* Your instructions
Keep only the lines that hold the string "projektu", filtering out the rest of the entries below.

>>>>>

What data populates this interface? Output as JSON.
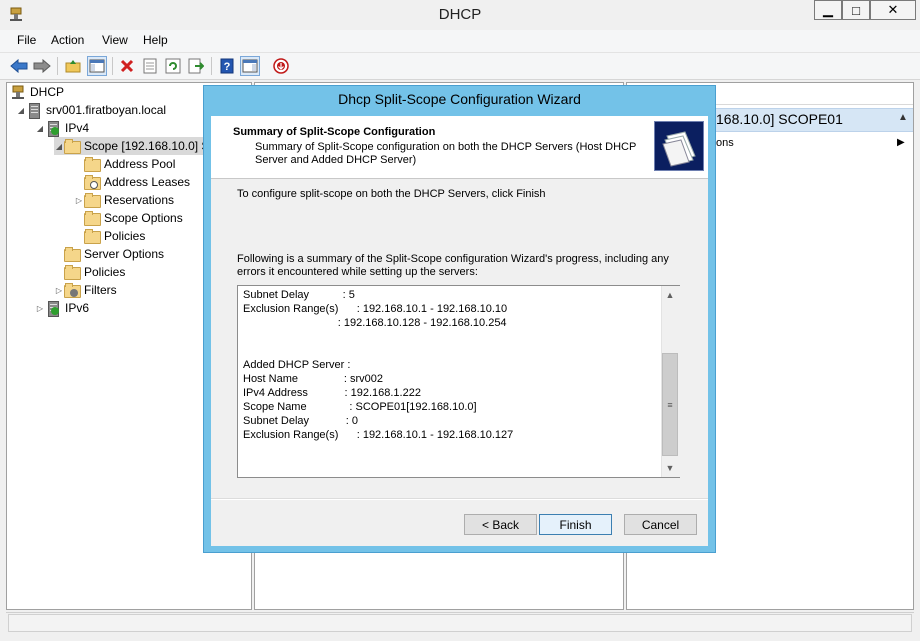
{
  "app": {
    "title": "DHCP"
  },
  "window_buttons": {
    "minimize": "▁",
    "maximize": "□",
    "close": "✕"
  },
  "menu": [
    "File",
    "Action",
    "View",
    "Help"
  ],
  "tree": {
    "root": "DHCP",
    "server": "srv001.firatboyan.local",
    "ipv4": "IPv4",
    "scope": "Scope [192.168.10.0] S",
    "scope_children": [
      "Address Pool",
      "Address Leases",
      "Reservations",
      "Scope Options",
      "Policies"
    ],
    "ipv4_children": [
      "Server Options",
      "Policies",
      "Filters"
    ],
    "ipv6": "IPv6"
  },
  "actions": {
    "scope_header": "168.10.0] SCOPE01",
    "more_actions": "ons"
  },
  "dialog": {
    "title": "Dhcp Split-Scope Configuration Wizard",
    "summary_title": "Summary of Split-Scope Configuration",
    "summary_desc": "Summary of Split-Scope configuration on both the DHCP Servers (Host DHCP Server and Added DHCP Server)",
    "instruction": "To configure split-scope on both the DHCP Servers, click Finish",
    "following": "Following is a summary of the Split-Scope configuration Wizard's progress, including any errors it encountered while setting up the servers:",
    "summary_lines": [
      "Subnet Delay           : 5",
      "Exclusion Range(s)      : 192.168.10.1 - 192.168.10.10",
      "                               : 192.168.10.128 - 192.168.10.254",
      "",
      "",
      "Added DHCP Server :",
      "Host Name               : srv002",
      "IPv4 Address            : 192.168.1.222",
      "Scope Name              : SCOPE01[192.168.10.0]",
      "Subnet Delay            : 0",
      "Exclusion Range(s)      : 192.168.10.1 - 192.168.10.127"
    ],
    "buttons": {
      "back": "< Back",
      "finish": "Finish",
      "cancel": "Cancel"
    }
  },
  "colors": {
    "dialog_border": "#73c2e8",
    "scope_selected": "#d6e6f5",
    "wizard_icon_bg": "#0b1f60"
  }
}
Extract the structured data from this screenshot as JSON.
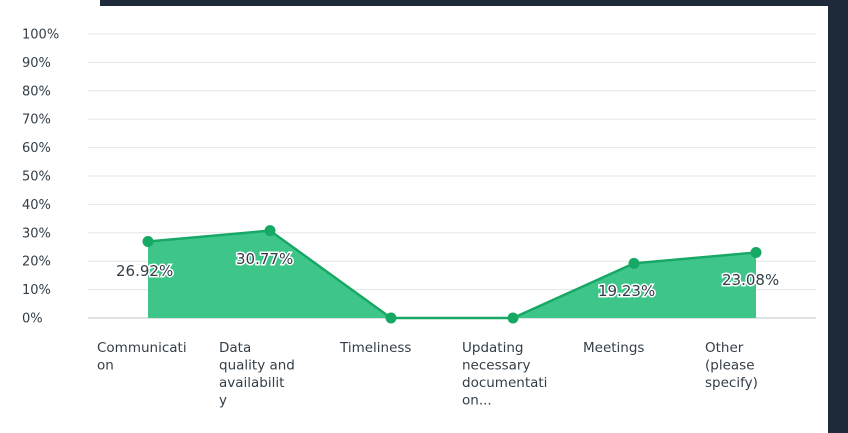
{
  "colors": {
    "area": "#3ec68a",
    "line": "#18a865",
    "grid": "#e6e6e6",
    "text": "#333e48",
    "frame": "#1e2a3a"
  },
  "chart_data": {
    "type": "area",
    "categories": [
      [
        "Communicati",
        "on"
      ],
      [
        "Data",
        "quality and",
        "availabilit",
        "y"
      ],
      [
        "Timeliness"
      ],
      [
        "Updating",
        "necessary",
        "documentati",
        "on..."
      ],
      [
        "Meetings"
      ],
      [
        "Other",
        "(please",
        "specify)"
      ]
    ],
    "values": [
      26.92,
      30.77,
      0,
      0,
      19.23,
      23.08
    ],
    "data_labels": [
      "26.92%",
      "30.77%",
      "",
      "",
      "19.23%",
      "23.08%"
    ],
    "yticks": [
      "0%",
      "10%",
      "20%",
      "30%",
      "40%",
      "50%",
      "60%",
      "70%",
      "80%",
      "90%",
      "100%"
    ],
    "ylim": [
      0,
      100
    ],
    "grid": true,
    "legend": "none"
  }
}
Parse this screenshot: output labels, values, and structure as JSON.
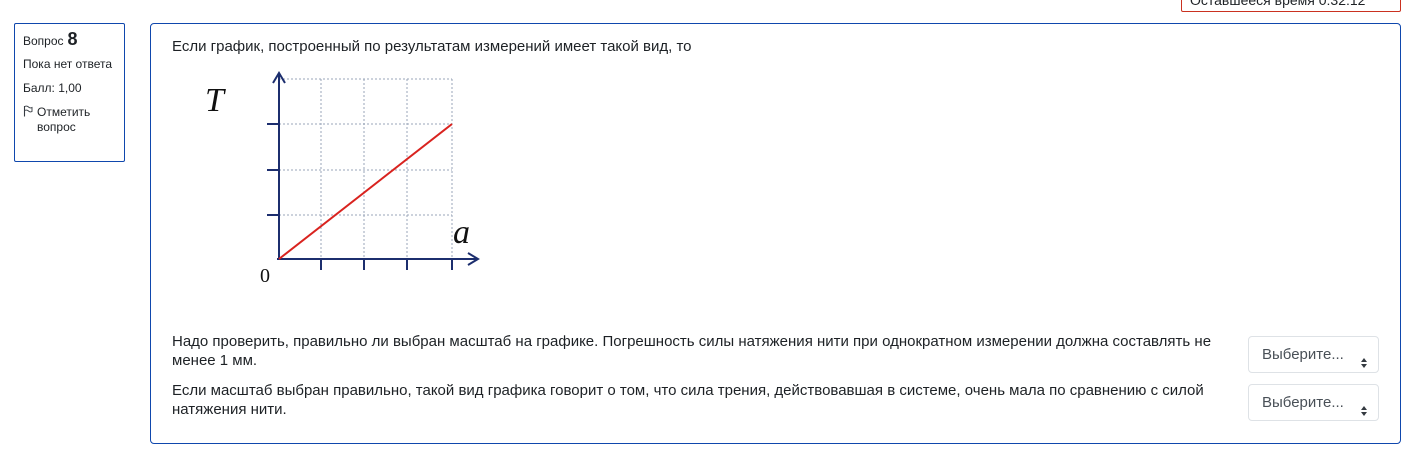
{
  "timer": {
    "text": "Оставшееся время 0:32:12"
  },
  "question_info": {
    "label": "Вопрос",
    "number": "8",
    "status": "Пока нет ответа",
    "grade": "Балл: 1,00",
    "flag_label": "Отметить вопрос",
    "flag_icon": "flag-icon"
  },
  "question": {
    "text": "Если график, построенный по результатам измерений имеет такой вид, то",
    "graph": {
      "y_label": "T",
      "x_label": "a",
      "origin_label": "0"
    },
    "subquestions": [
      {
        "text": "Надо проверить, правильно ли выбран масштаб на графике. Погрешность силы натяжения нити при однократном измерении должна составлять  не менее 1 мм.",
        "select_value": "Выберите..."
      },
      {
        "text": "Если масштаб выбран правильно, такой вид графика говорит о том, что сила трения, действовавшая в системе, очень мала по сравнению с силой натяжения нити.",
        "select_value": "Выберите..."
      }
    ]
  },
  "colors": {
    "border": "#0f47ad",
    "line": "#d9231f",
    "axis": "#1c2e6e",
    "timer_border": "#ca3120"
  }
}
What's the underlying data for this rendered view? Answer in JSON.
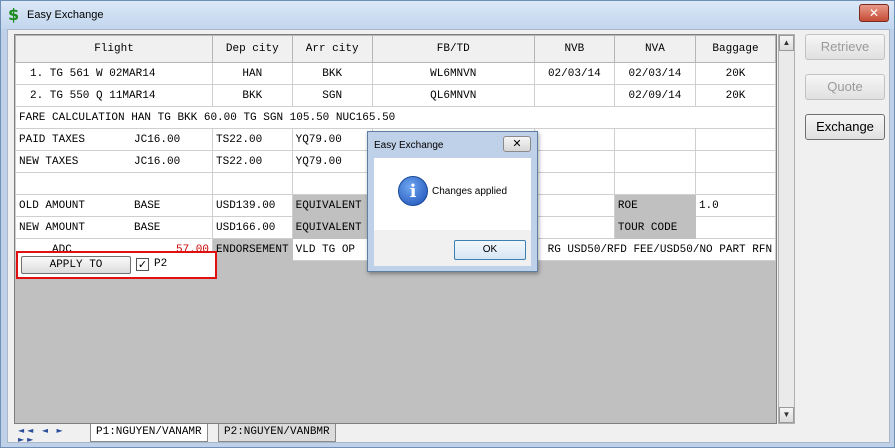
{
  "window": {
    "title": "Easy Exchange",
    "close_glyph": "✕",
    "icon": "dollar-icon"
  },
  "grid": {
    "headers": [
      "Flight",
      "Dep city",
      "Arr city",
      "FB/TD",
      "NVB",
      "NVA",
      "Baggage"
    ],
    "flights": [
      {
        "flight": "1. TG  561 W  02MAR14",
        "dep": "HAN",
        "arr": "BKK",
        "fb": "WL6MNVN",
        "nvb": "02/03/14",
        "nva": "02/03/14",
        "bag": "20K"
      },
      {
        "flight": "2. TG  550 Q  11MAR14",
        "dep": "BKK",
        "arr": "SGN",
        "fb": "QL6MNVN",
        "nvb": "",
        "nva": "02/09/14",
        "bag": "20K"
      }
    ],
    "fare_calc_label": "FARE CALCULATION",
    "fare_calc_value": "HAN TG BKK 60.00 TG SGN 105.50 NUC165.50",
    "paid_taxes_label": "PAID TAXES",
    "paid_taxes": [
      "JC16.00",
      "TS22.00",
      "YQ79.00"
    ],
    "new_taxes_label": "NEW TAXES",
    "new_taxes": [
      "JC16.00",
      "TS22.00",
      "YQ79.00"
    ],
    "old_amount_label": "OLD AMOUNT",
    "old_amount_base": "BASE",
    "old_amount_value": "USD139.00",
    "old_amount_equiv": "EQUIVALENT",
    "roe_label": "ROE",
    "roe_value": "1.0",
    "new_amount_label": "NEW AMOUNT",
    "new_amount_base": "BASE",
    "new_amount_value": "USD166.00",
    "new_amount_equiv": "EQUIVALENT",
    "tour_code_label": "TOUR CODE",
    "adc_label": "ADC",
    "adc_value": "57.00",
    "endorsement_label": "ENDORSEMENT",
    "endorsement_value": "VLD  TG OP",
    "endorsement_value_right": "RG USD50/RFD FEE/USD50/NO PART RFN",
    "apply_to_label": "APPLY TO",
    "apply_checked": "✓",
    "apply_passenger": "P2"
  },
  "tabs": [
    {
      "label": "P1:NGUYEN/VANAMR",
      "active": true
    },
    {
      "label": "P2:NGUYEN/VANBMR",
      "active": false
    }
  ],
  "nav_glyphs": "◄◄ ◄ ► ►►",
  "buttons": {
    "retrieve": "Retrieve",
    "quote": "Quote",
    "exchange": "Exchange"
  },
  "dialog": {
    "title": "Easy Exchange",
    "close_glyph": "✕",
    "message": "Changes applied",
    "ok": "OK",
    "icon_glyph": "i"
  },
  "colors": {
    "accent_red": "#e01010",
    "adc_red": "#cc0000"
  }
}
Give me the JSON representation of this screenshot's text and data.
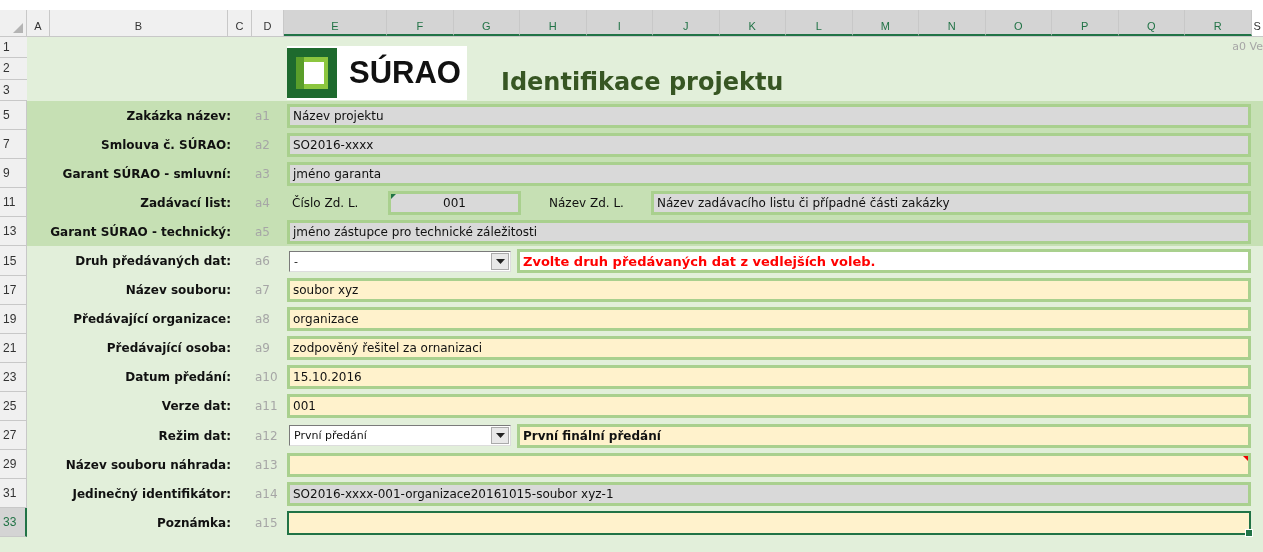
{
  "column_headers": [
    {
      "label": "A",
      "selected": false
    },
    {
      "label": "B",
      "selected": false
    },
    {
      "label": "C",
      "selected": false
    },
    {
      "label": "D",
      "selected": false
    },
    {
      "label": "E",
      "selected": true
    },
    {
      "label": "F",
      "selected": true
    },
    {
      "label": "G",
      "selected": true
    },
    {
      "label": "H",
      "selected": true
    },
    {
      "label": "I",
      "selected": true
    },
    {
      "label": "J",
      "selected": true
    },
    {
      "label": "K",
      "selected": true
    },
    {
      "label": "L",
      "selected": true
    },
    {
      "label": "M",
      "selected": true
    },
    {
      "label": "N",
      "selected": true
    },
    {
      "label": "O",
      "selected": true
    },
    {
      "label": "P",
      "selected": true
    },
    {
      "label": "Q",
      "selected": true
    },
    {
      "label": "R",
      "selected": true
    },
    {
      "label": "S",
      "selected": false
    }
  ],
  "header": {
    "rows": [
      "1",
      "2",
      "3"
    ],
    "logo_text": "SÚRAO",
    "title": "Identifikace projektu",
    "corner_note": "a0 Ve"
  },
  "sections": [
    {
      "kind": "dark",
      "rows": [
        {
          "row": "5",
          "label": "Zakázka název:",
          "code": "a1",
          "kind": "field",
          "locked": true,
          "value": "Název projektu",
          "comment": false,
          "selected": false
        },
        {
          "row": "7",
          "label": "Smlouva č. SÚRAO:",
          "code": "a2",
          "kind": "field",
          "locked": true,
          "value": "SO2016-xxxx",
          "comment": false,
          "selected": false
        },
        {
          "row": "9",
          "label": "Garant SÚRAO - smluvní:",
          "code": "a3",
          "kind": "field",
          "locked": true,
          "value": "jméno garanta",
          "comment": false,
          "selected": false
        },
        {
          "row": "11",
          "label": "Zadávací list:",
          "code": "a4",
          "kind": "split",
          "number_label": "Číslo Zd. L.",
          "number": "001",
          "flagged": true,
          "name_label": "Název Zd. L.",
          "name": "Název zadávacího listu či případné části zakázky",
          "selected": false
        },
        {
          "row": "13",
          "label": "Garant SÚRAO - technický:",
          "code": "a5",
          "kind": "field",
          "locked": true,
          "value": "jméno zástupce pro technické záležitosti",
          "comment": false,
          "selected": false
        }
      ]
    },
    {
      "kind": "light",
      "rows": [
        {
          "row": "15",
          "label": "Druh předávaných dat:",
          "code": "a6",
          "kind": "dropdown",
          "value": "-",
          "note": "Zvolte druh předávaných dat z vedlejších voleb.",
          "warning": true,
          "selected": false
        },
        {
          "row": "17",
          "label": "Název souboru:",
          "code": "a7",
          "kind": "field",
          "locked": false,
          "value": "soubor xyz",
          "comment": false,
          "selected": false
        },
        {
          "row": "19",
          "label": "Předávající organizace:",
          "code": "a8",
          "kind": "field",
          "locked": false,
          "value": "organizace",
          "comment": false,
          "selected": false
        },
        {
          "row": "21",
          "label": "Předávající osoba:",
          "code": "a9",
          "kind": "field",
          "locked": false,
          "value": "zodpověný řešitel za ornanizaci",
          "comment": false,
          "selected": false
        },
        {
          "row": "23",
          "label": "Datum předání:",
          "code": "a10",
          "kind": "field",
          "locked": false,
          "value": "15.10.2016",
          "comment": false,
          "selected": false
        },
        {
          "row": "25",
          "label": "Verze dat:",
          "code": "a11",
          "kind": "field",
          "locked": false,
          "value": "001",
          "comment": false,
          "selected": false
        },
        {
          "row": "27",
          "label": "Režim dat:",
          "code": "a12",
          "kind": "dropdown",
          "value": "První předání",
          "note": "První finální předání",
          "warning": false,
          "selected": false
        },
        {
          "row": "29",
          "label": "Název souboru náhrada:",
          "code": "a13",
          "kind": "field",
          "locked": false,
          "comment": true,
          "selected": false
        },
        {
          "row": "31",
          "label": "Jedinečný identifikátor:",
          "code": "a14",
          "kind": "field",
          "locked": true,
          "value": "SO2016-xxxx-001-organizace20161015-soubor xyz-1",
          "comment": false,
          "selected": false
        },
        {
          "row": "33",
          "label": "Poznámka:",
          "code": "a15",
          "kind": "field",
          "locked": false,
          "comment": false,
          "selected": true
        }
      ]
    }
  ]
}
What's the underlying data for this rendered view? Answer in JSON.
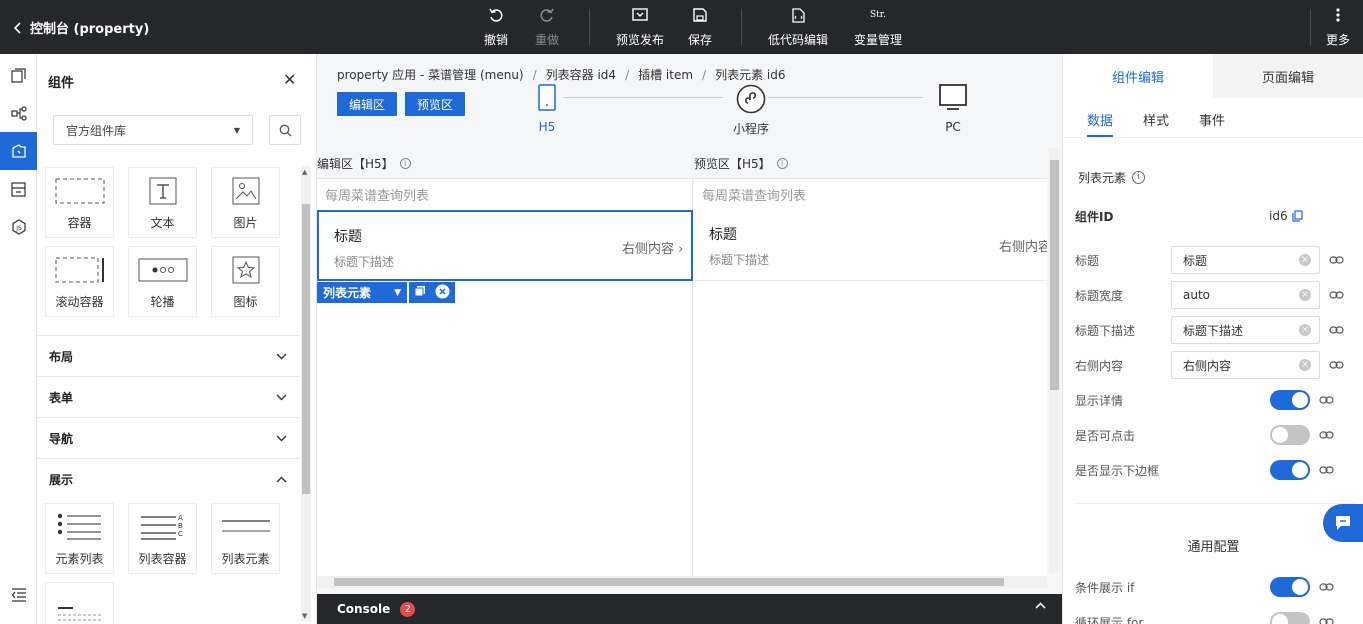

<<<<<

* Answer to this problem
    "title": "Identifikace projektu",
          "value": "Název projektu",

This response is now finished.